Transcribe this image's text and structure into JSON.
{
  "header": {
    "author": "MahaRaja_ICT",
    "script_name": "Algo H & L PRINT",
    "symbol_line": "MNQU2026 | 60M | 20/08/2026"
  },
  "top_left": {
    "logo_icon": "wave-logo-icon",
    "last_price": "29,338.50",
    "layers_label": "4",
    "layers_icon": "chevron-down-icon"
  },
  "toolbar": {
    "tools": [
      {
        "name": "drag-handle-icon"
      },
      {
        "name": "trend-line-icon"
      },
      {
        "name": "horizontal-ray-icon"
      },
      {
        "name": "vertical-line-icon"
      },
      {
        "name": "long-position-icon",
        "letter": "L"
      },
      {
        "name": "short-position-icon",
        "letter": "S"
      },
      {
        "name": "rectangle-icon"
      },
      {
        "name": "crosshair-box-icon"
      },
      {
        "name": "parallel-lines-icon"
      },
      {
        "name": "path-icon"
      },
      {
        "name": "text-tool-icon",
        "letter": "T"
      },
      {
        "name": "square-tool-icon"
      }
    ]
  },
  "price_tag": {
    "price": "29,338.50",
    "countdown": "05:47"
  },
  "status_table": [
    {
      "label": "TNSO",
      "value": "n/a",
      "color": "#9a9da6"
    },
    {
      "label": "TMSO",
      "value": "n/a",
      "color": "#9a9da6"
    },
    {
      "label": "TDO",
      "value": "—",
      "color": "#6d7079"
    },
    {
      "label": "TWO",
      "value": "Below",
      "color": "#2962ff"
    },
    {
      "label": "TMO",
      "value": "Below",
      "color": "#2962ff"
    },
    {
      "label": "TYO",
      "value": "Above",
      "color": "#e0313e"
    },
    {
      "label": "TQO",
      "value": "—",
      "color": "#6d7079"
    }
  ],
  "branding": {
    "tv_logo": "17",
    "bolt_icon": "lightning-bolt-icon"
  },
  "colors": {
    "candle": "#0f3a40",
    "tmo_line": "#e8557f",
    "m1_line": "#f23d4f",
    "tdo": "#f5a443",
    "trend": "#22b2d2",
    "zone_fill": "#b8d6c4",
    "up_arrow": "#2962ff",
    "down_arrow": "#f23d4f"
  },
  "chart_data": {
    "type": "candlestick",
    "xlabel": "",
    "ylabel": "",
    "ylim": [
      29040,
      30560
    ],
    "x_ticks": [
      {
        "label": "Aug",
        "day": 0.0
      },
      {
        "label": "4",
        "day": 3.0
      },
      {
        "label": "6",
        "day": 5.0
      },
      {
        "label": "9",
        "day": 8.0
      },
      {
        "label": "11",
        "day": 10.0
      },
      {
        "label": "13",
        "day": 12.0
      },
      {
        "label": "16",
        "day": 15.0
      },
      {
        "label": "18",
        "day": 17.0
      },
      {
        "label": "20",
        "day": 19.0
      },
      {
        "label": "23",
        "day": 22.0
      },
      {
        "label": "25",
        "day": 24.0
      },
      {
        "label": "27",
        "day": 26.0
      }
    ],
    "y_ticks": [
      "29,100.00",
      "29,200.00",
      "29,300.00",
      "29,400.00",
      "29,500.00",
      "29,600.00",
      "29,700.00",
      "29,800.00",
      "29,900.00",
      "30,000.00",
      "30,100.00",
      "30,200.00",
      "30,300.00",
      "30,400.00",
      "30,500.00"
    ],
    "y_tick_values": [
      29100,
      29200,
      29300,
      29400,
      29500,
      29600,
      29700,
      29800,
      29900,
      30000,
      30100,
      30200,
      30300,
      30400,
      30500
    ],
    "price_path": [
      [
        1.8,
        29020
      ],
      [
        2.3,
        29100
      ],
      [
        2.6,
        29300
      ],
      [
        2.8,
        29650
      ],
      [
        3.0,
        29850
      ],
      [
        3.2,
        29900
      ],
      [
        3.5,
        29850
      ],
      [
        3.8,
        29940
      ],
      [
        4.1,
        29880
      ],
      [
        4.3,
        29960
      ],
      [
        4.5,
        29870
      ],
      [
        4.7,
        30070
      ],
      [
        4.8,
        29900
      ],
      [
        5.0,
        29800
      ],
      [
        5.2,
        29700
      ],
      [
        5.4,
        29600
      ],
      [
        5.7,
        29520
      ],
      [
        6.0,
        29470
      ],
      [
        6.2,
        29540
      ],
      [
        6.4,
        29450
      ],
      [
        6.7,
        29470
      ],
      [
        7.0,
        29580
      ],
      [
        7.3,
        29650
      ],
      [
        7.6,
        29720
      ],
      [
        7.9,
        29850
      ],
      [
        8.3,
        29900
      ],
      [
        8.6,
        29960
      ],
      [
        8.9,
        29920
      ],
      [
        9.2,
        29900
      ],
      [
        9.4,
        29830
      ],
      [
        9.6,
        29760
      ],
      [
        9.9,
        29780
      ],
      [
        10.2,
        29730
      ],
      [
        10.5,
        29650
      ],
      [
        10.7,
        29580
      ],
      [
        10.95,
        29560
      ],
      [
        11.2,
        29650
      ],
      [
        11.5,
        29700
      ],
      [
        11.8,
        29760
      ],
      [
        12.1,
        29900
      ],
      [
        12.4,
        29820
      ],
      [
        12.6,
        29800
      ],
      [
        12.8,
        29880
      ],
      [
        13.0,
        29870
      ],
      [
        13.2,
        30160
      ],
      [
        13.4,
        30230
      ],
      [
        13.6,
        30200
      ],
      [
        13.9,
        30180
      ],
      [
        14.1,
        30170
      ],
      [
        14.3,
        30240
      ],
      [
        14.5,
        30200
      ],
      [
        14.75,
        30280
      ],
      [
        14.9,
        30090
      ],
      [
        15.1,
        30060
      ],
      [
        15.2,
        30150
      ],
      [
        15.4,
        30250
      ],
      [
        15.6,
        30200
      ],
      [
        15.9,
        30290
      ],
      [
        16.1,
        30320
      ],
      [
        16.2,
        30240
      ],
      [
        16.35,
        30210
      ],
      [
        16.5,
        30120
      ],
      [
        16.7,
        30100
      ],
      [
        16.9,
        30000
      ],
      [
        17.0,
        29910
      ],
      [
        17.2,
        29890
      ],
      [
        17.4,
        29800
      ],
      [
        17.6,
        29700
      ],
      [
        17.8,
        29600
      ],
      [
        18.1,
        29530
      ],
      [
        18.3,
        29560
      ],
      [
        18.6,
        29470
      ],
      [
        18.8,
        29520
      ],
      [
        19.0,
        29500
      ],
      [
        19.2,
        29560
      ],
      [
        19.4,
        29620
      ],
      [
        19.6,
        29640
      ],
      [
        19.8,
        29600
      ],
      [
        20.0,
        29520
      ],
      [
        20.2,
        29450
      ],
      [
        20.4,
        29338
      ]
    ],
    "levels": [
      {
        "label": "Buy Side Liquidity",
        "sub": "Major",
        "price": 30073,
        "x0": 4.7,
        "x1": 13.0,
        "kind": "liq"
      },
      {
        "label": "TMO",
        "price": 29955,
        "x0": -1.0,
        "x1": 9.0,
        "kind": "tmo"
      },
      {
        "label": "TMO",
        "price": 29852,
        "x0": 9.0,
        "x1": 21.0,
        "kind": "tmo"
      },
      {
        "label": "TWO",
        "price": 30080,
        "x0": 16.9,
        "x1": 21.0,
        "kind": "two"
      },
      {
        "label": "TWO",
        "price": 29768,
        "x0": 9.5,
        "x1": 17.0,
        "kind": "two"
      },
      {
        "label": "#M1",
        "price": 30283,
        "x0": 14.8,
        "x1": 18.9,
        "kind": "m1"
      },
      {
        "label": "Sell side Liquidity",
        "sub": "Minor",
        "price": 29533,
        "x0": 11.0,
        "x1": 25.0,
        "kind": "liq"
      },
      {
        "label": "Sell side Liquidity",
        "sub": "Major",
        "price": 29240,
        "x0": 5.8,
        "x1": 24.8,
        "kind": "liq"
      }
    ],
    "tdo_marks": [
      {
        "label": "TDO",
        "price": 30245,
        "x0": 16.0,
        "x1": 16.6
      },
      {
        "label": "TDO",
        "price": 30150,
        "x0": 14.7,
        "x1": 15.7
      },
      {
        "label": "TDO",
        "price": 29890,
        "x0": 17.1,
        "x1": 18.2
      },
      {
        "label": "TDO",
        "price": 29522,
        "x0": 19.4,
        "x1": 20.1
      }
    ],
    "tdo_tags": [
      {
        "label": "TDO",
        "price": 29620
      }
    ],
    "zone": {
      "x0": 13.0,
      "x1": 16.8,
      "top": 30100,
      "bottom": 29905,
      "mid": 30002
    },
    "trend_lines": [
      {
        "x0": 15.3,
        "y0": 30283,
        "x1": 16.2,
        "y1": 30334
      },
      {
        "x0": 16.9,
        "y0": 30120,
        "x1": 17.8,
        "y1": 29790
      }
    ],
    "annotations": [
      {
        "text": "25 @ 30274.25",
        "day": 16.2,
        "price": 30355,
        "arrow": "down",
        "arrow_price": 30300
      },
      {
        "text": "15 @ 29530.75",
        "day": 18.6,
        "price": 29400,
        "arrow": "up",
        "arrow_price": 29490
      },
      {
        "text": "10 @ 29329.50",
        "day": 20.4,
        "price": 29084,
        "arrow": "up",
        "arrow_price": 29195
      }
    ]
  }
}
◆ ◆ ◆ ◆ ◆
▸ Work to do
Copy out each line of the material that holds the word "position".

▸ Exercise solution
        "name": "long-position-icon",
        "name": "short-position-icon",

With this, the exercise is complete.